-------- Extracted material --------

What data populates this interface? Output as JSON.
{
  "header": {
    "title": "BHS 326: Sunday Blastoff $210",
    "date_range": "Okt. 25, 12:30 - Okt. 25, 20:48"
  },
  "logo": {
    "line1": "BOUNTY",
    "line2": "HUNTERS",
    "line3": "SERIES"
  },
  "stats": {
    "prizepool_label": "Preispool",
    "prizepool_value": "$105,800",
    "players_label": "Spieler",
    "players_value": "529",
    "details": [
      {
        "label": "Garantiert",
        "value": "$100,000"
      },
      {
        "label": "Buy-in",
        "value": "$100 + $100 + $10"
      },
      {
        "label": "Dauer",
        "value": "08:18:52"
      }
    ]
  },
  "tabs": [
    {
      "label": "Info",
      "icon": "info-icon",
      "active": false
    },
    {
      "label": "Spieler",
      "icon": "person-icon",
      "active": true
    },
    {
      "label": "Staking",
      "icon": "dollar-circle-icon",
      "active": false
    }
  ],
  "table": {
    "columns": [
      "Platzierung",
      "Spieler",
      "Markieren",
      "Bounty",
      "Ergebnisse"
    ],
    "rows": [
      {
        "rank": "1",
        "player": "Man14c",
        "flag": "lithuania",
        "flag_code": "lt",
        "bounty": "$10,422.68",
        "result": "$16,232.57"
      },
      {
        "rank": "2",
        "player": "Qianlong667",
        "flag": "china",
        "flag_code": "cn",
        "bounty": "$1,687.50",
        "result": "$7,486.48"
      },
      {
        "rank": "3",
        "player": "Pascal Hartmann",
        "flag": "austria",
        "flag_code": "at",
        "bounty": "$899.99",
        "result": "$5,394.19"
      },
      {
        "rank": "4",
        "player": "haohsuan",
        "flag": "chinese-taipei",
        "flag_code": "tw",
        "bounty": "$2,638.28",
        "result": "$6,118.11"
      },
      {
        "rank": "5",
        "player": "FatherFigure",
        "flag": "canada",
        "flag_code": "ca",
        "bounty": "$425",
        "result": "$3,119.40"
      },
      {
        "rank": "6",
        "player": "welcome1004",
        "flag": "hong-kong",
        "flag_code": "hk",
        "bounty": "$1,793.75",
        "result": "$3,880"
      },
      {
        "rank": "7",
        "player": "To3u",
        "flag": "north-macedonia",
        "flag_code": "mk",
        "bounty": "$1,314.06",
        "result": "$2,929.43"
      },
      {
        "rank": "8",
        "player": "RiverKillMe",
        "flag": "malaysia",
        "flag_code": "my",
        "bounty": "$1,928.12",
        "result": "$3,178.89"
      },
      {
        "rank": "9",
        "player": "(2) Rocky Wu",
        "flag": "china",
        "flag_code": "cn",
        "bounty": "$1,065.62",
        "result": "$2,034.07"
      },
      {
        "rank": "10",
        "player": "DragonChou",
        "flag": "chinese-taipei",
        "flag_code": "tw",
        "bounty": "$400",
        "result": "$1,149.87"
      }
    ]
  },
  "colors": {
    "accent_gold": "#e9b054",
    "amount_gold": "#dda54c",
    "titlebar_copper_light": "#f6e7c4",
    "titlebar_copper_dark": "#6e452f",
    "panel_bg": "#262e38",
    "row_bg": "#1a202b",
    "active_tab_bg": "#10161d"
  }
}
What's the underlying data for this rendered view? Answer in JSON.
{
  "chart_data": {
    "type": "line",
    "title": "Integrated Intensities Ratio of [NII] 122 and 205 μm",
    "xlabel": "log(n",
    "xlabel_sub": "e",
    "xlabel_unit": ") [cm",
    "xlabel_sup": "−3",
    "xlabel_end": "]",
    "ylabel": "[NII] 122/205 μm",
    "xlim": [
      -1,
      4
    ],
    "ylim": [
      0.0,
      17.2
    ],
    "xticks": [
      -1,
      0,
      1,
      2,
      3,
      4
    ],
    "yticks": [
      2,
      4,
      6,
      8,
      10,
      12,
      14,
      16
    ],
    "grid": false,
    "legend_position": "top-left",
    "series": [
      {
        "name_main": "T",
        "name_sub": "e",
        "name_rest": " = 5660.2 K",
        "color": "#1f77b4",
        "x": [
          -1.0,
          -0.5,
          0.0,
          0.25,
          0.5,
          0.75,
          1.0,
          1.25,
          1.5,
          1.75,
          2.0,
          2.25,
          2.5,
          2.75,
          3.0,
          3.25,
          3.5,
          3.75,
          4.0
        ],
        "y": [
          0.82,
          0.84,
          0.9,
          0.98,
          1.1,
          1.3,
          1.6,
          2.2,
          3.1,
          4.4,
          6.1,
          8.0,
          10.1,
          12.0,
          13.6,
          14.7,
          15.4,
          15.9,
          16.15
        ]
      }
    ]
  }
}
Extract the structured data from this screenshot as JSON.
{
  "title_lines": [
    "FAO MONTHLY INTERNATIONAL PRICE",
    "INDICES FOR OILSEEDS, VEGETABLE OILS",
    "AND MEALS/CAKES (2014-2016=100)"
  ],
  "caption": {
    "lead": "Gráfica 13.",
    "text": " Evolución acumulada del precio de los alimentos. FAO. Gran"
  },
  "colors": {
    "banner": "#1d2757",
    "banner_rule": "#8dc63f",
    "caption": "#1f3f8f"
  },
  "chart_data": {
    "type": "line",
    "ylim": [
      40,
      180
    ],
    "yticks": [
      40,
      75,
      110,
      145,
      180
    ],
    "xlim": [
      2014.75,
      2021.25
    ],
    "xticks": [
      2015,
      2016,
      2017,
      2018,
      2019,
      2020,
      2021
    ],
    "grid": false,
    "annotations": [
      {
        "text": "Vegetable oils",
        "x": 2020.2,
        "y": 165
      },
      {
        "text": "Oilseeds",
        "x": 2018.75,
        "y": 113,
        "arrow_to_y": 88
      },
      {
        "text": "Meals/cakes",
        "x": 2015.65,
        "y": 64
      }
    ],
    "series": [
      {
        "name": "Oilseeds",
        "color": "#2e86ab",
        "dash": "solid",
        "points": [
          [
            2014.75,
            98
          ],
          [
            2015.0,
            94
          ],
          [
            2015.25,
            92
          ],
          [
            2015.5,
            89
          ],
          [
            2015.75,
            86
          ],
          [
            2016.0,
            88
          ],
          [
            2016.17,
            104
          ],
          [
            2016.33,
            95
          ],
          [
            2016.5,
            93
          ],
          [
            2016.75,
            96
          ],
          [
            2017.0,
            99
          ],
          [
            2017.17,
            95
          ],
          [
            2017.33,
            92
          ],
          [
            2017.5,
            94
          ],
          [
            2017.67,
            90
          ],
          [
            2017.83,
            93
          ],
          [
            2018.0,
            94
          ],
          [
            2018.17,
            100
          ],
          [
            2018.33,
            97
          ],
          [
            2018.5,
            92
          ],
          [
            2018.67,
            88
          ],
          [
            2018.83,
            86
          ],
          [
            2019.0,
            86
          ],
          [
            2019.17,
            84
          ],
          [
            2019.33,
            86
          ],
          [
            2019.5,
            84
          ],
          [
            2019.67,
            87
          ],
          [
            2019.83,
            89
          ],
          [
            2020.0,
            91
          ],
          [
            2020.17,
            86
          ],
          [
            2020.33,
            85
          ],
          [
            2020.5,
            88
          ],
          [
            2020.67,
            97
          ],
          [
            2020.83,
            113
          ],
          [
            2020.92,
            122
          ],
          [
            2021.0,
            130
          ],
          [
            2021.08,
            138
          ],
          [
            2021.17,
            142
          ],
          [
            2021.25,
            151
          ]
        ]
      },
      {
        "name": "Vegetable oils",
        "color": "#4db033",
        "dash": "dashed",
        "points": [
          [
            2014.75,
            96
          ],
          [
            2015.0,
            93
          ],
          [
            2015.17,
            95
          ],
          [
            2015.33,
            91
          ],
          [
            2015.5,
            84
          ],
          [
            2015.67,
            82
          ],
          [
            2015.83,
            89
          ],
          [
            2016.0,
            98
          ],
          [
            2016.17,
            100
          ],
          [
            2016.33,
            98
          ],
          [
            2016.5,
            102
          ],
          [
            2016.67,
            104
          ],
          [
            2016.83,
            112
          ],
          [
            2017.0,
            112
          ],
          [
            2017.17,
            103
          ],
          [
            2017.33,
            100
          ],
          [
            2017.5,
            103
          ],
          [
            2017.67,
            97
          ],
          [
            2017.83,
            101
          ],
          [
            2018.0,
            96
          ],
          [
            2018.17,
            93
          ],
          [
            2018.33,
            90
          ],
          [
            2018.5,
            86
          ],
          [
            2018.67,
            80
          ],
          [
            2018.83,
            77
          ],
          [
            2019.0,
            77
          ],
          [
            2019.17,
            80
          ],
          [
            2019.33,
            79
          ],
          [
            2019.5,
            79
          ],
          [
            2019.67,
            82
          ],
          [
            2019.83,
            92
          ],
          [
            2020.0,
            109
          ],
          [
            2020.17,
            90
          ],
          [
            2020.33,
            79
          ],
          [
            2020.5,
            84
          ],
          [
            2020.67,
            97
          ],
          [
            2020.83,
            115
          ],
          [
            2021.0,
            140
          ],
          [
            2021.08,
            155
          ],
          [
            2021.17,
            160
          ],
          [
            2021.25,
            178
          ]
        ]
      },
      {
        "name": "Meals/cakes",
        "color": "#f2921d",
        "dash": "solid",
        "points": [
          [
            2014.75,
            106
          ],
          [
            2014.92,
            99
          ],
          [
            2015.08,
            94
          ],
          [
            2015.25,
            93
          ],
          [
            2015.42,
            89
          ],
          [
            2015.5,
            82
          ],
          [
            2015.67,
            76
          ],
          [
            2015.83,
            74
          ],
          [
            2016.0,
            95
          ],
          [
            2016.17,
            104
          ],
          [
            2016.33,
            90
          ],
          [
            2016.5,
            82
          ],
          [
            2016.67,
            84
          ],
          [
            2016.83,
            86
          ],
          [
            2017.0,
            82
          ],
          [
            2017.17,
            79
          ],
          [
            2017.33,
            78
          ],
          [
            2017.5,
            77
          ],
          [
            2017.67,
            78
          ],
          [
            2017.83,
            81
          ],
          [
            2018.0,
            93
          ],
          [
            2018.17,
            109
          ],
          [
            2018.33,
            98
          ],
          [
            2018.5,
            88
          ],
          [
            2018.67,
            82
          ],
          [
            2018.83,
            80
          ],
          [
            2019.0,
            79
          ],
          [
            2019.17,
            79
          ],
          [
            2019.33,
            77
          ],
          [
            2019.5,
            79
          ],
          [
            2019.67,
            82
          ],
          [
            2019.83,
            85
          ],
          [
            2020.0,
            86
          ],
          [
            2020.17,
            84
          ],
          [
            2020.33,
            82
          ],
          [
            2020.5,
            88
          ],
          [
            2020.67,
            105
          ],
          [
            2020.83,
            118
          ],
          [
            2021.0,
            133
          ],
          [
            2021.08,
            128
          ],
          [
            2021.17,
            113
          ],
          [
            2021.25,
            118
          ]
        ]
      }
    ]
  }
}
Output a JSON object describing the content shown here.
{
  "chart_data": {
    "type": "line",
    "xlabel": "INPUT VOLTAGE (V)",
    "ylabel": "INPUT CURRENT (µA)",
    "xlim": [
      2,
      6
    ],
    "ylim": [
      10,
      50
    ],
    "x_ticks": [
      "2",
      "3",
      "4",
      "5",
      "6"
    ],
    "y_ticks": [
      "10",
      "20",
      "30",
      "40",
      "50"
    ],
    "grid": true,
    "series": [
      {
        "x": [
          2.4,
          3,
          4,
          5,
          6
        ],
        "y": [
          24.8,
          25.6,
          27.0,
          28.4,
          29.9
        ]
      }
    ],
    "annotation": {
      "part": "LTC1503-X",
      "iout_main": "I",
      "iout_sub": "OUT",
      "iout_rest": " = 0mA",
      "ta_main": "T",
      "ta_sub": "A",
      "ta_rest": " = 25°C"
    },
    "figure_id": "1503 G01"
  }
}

--------

* _Brief_
Pick out each line containing the string "result" and copy it.

* _Complete output_
        "result": "$16,232.57"
        "result": "$7,486.48"
        "result": "$5,394.19"
        "result": "$6,118.11"
        "result": "$3,119.40"
        "result": "$3,880"
        "result": "$2,929.43"
        "result": "$3,178.89"
        "result": "$2,034.07"
        "result": "$1,149.87"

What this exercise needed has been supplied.